Write the material out again in full, exactly.
# START OF Record list
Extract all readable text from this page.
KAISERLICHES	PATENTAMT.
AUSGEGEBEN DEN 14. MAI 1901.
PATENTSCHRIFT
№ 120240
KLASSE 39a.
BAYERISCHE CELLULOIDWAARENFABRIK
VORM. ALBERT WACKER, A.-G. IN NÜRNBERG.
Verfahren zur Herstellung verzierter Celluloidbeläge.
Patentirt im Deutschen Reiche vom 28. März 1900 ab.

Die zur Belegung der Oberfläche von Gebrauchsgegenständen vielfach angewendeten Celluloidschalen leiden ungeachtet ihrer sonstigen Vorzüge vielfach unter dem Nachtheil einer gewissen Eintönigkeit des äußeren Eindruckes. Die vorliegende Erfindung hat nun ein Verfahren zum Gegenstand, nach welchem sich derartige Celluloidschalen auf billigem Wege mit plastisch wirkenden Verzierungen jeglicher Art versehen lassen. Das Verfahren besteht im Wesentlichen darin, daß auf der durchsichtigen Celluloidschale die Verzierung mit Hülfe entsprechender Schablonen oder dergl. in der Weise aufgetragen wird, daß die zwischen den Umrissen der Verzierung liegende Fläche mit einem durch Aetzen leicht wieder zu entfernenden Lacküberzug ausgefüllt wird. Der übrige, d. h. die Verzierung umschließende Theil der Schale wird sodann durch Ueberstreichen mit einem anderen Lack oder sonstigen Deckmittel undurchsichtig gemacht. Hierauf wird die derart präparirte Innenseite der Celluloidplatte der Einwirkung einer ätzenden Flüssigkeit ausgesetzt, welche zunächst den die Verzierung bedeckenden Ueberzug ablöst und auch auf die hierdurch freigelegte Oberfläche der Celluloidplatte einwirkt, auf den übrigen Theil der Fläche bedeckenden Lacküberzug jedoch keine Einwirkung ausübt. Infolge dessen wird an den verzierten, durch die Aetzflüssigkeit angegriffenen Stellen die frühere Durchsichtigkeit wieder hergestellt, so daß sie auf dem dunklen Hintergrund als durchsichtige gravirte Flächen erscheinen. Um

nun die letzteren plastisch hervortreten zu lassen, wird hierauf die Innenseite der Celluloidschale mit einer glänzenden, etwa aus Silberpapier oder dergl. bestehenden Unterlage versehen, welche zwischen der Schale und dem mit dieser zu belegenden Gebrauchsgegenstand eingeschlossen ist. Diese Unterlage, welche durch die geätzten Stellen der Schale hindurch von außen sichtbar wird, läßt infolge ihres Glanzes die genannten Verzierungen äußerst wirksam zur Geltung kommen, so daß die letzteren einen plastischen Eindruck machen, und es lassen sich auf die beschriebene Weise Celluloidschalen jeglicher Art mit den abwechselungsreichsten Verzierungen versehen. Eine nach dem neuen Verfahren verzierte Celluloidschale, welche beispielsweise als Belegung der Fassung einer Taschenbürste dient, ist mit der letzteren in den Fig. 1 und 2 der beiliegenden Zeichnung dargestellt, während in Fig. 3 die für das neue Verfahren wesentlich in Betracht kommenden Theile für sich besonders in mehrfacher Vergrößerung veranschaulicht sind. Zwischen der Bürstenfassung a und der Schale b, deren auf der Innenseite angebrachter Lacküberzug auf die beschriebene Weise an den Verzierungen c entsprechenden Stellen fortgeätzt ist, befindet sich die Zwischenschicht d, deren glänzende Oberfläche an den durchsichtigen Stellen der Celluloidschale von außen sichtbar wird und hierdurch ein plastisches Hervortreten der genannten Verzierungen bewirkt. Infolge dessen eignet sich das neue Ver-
# END OF Record list
### Completed exercise
Extract all readable text from this page.
KAISERLICHES	PATENTAMT.
AUSGEGEBEN DEN 14. MAI 1901.
PATENTSCHRIFT
№ 120240
KLASSE 39a.
BAYERISCHE CELLULOIDWAARENFABRIK
VORM. ALBERT WACKER, A.-G. IN NÜRNBERG.
Verfahren zur Herstellung verzierter Celluloidbeläge.
Patentirt im Deutschen Reiche vom 28. März 1900 ab.

Die zur Belegung der Oberfläche von Gebrauchsgegenständen vielfach angewendeten Celluloidschalen leiden ungeachtet ihrer sonstigen Vorzüge vielfach unter dem Nachtheil einer gewissen Eintönigkeit des äußeren Eindruckes. Die vorliegende Erfindung hat nun ein Verfahren zum Gegenstand, nach welchem sich derartige Celluloidschalen auf billigem Wege mit plastisch wirkenden Verzierungen jeglicher Art versehen lassen. Das Verfahren besteht im Wesentlichen darin, daß auf der durchsichtigen Celluloidschale die Verzierung mit Hülfe entsprechender Schablonen oder dergl. in der Weise aufgetragen wird, daß die zwischen den Umrissen der Verzierung liegende Fläche mit einem durch Aetzen leicht wieder zu entfernenden Lacküberzug ausgefüllt wird. Der übrige, d. h. die Verzierung umschließende Theil der Schale wird sodann durch Ueberstreichen mit einem anderen Lack oder sonstigen Deckmittel undurchsichtig gemacht. Hierauf wird die derart präparirte Innenseite der Celluloidplatte der Einwirkung einer ätzenden Flüssigkeit ausgesetzt, welche zunächst den die Verzierung bedeckenden Ueberzug ablöst und auch auf die hierdurch freigelegte Oberfläche der Celluloidplatte einwirkt, auf den übrigen Theil der Fläche bedeckenden Lacküberzug jedoch keine Einwirkung ausübt. Infolge dessen wird an den verzierten, durch die Aetzflüssigkeit angegriffenen Stellen die frühere Durchsichtigkeit wieder hergestellt, so daß sie auf dem dunklen Hintergrund als durchsichtige gravirte Flächen erscheinen. Um

nun die letzteren plastisch hervortreten zu lassen, wird hierauf die Innenseite der Celluloidschale mit einer glänzenden, etwa aus Silberpapier oder dergl. bestehenden Unterlage versehen, welche zwischen der Schale und dem mit dieser zu belegenden Gebrauchsgegenstand eingeschlossen ist. Diese Unterlage, welche durch die geätzten Stellen der Schale hindurch von außen sichtbar wird, läßt infolge ihres Glanzes die genannten Verzierungen äußerst wirksam zur Geltung kommen, so daß die letzteren einen plastischen Eindruck machen, und es lassen sich auf die beschriebene Weise Celluloidschalen jeglicher Art mit den abwechselungsreichsten Verzierungen versehen. Eine nach dem neuen Verfahren verzierte Celluloidschale, welche beispielsweise als Belegung der Fassung einer Taschenbürste dient, ist mit der letzteren in den Fig. 1 und 2 der beiliegenden Zeichnung dargestellt, während in Fig. 3 die für das neue Verfahren wesentlich in Betracht kommenden Theile für sich besonders in mehrfacher Vergrößerung veranschaulicht sind. Zwischen der Bürstenfassung a und der Schale b, deren auf der Innenseite angebrachter Lacküberzug auf die beschriebene Weise an den Verzierungen c entsprechenden Stellen fortgeätzt ist, befindet sich die Zwischenschicht d, deren glänzende Oberfläche an den durchsichtigen Stellen der Celluloidschale von außen sichtbar wird und hierdurch ein plastisches Hervortreten der genannten Verzierungen bewirkt. Infolge dessen eignet sich das neue Ver-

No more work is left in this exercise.